[Start Records for this exercise]

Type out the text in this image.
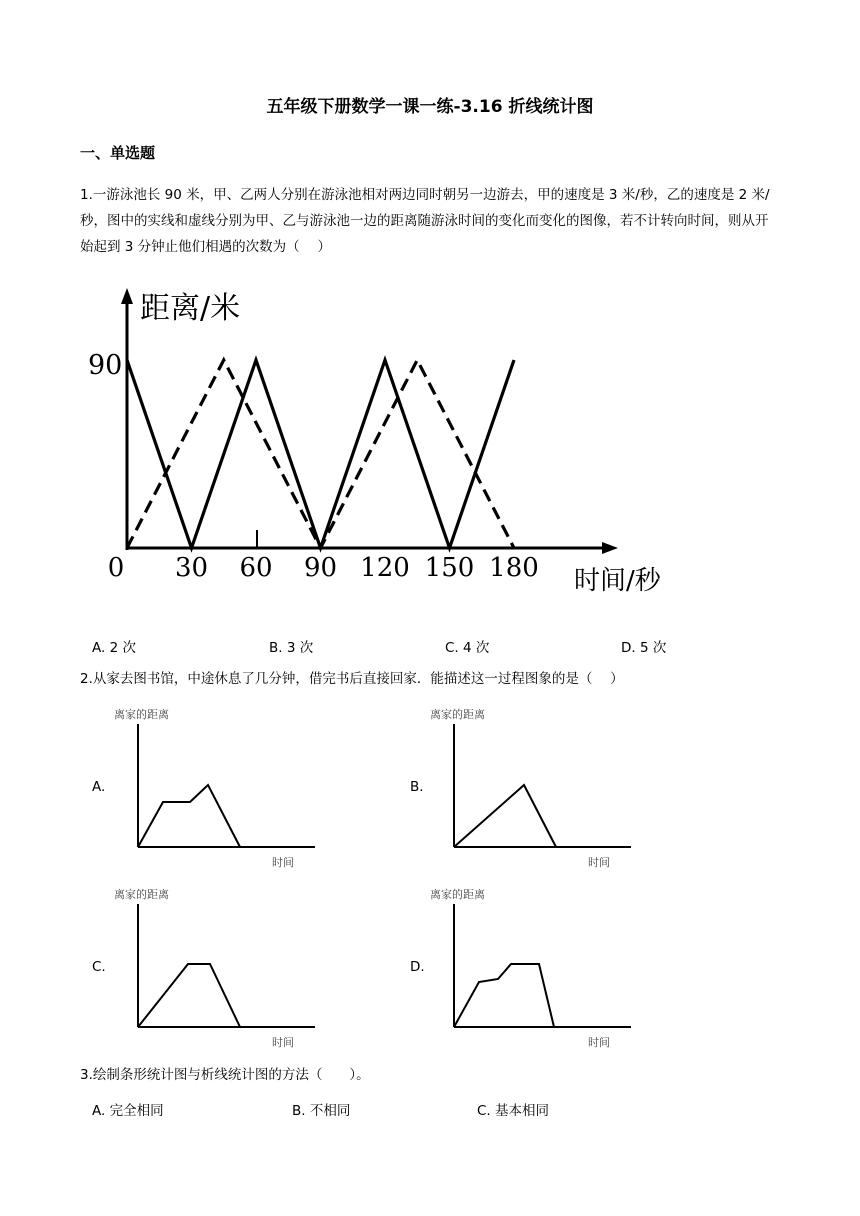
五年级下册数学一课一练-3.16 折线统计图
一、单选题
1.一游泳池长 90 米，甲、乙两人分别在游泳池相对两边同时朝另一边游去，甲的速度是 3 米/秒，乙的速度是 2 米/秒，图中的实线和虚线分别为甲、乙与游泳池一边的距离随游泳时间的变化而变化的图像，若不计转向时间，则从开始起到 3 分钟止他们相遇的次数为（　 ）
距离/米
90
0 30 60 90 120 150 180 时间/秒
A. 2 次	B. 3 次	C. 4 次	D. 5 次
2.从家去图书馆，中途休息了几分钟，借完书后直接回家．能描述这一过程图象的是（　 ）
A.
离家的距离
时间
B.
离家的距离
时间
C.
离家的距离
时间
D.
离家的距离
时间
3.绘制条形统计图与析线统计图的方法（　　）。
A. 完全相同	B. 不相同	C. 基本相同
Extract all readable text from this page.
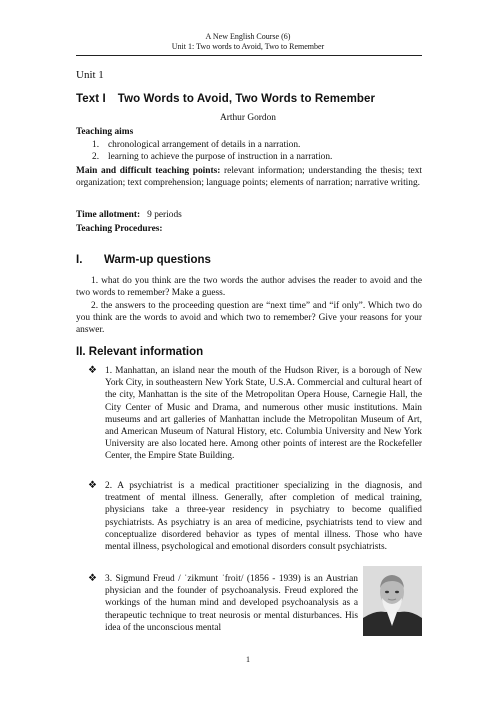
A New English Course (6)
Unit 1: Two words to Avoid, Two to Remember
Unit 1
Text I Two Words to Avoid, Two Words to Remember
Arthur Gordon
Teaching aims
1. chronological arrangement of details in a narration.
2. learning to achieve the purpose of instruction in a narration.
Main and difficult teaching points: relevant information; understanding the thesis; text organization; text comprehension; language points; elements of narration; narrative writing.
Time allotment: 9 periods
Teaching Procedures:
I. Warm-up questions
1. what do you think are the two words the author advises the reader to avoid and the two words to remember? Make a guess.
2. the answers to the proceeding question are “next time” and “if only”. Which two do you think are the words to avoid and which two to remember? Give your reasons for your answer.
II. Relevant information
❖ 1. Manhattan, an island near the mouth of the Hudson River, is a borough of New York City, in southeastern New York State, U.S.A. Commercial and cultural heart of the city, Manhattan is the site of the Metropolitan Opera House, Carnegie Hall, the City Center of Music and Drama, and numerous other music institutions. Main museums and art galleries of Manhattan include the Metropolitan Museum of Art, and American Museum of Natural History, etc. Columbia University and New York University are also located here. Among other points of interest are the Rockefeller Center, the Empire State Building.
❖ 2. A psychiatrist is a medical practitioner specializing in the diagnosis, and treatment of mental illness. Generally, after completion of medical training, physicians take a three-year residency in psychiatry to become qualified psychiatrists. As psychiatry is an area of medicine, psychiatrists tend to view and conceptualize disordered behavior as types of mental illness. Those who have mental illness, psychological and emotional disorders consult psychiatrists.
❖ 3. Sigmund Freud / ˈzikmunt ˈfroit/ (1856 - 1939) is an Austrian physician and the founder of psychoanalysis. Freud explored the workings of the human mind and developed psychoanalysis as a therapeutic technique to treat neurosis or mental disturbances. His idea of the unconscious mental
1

[End Records for this exercise]

- Required task
Without including any pictures, print each record exactly.

- Task result
Type out the text in this image.
五年级下册数学一课一练-3.16 折线统计图
一、单选题
1.一游泳池长 90 米，甲、乙两人分别在游泳池相对两边同时朝另一边游去，甲的速度是 3 米/秒，乙的速度是 2 米/秒，图中的实线和虚线分别为甲、乙与游泳池一边的距离随游泳时间的变化而变化的图像，若不计转向时间，则从开始起到 3 分钟止他们相遇的次数为（　 ）
距离/米
90
0 30 60 90 120 150 180 时间/秒
A. 2 次	B. 3 次	C. 4 次	D. 5 次
2.从家去图书馆，中途休息了几分钟，借完书后直接回家．能描述这一过程图象的是（　 ）
A.
离家的距离
时间
B.
离家的距离
时间
C.
离家的距离
时间
D.
离家的距离
时间
3.绘制条形统计图与析线统计图的方法（　　）。
A. 完全相同	B. 不相同	C. 基本相同
Extract all readable text from this page.
A New English Course (6)
Unit 1: Two words to Avoid, Two to Remember
Unit 1
Text I Two Words to Avoid, Two Words to Remember
Arthur Gordon
Teaching aims
1. chronological arrangement of details in a narration.
2. learning to achieve the purpose of instruction in a narration.
Main and difficult teaching points: relevant information; understanding the thesis; text organization; text comprehension; language points; elements of narration; narrative writing.
Time allotment: 9 periods
Teaching Procedures:
I. Warm-up questions
1. what do you think are the two words the author advises the reader to avoid and the two words to remember? Make a guess.
2. the answers to the proceeding question are “next time” and “if only”. Which two do you think are the words to avoid and which two to remember? Give your reasons for your answer.
II. Relevant information
❖ 1. Manhattan, an island near the mouth of the Hudson River, is a borough of New York City, in southeastern New York State, U.S.A. Commercial and cultural heart of the city, Manhattan is the site of the Metropolitan Opera House, Carnegie Hall, the City Center of Music and Drama, and numerous other music institutions. Main museums and art galleries of Manhattan include the Metropolitan Museum of Art, and American Museum of Natural History, etc. Columbia University and New York University are also located here. Among other points of interest are the Rockefeller Center, the Empire State Building.
❖ 2. A psychiatrist is a medical practitioner specializing in the diagnosis, and treatment of mental illness. Generally, after completion of medical training, physicians take a three-year residency in psychiatry to become qualified psychiatrists. As psychiatry is an area of medicine, psychiatrists tend to view and conceptualize disordered behavior as types of mental illness. Those who have mental illness, psychological and emotional disorders consult psychiatrists.
❖ 3. Sigmund Freud / ˈzikmunt ˈfroit/ (1856 - 1939) is an Austrian physician and the founder of psychoanalysis. Freud explored the workings of the human mind and developed psychoanalysis as a therapeutic technique to treat neurosis or mental disturbances. His idea of the unconscious mental
1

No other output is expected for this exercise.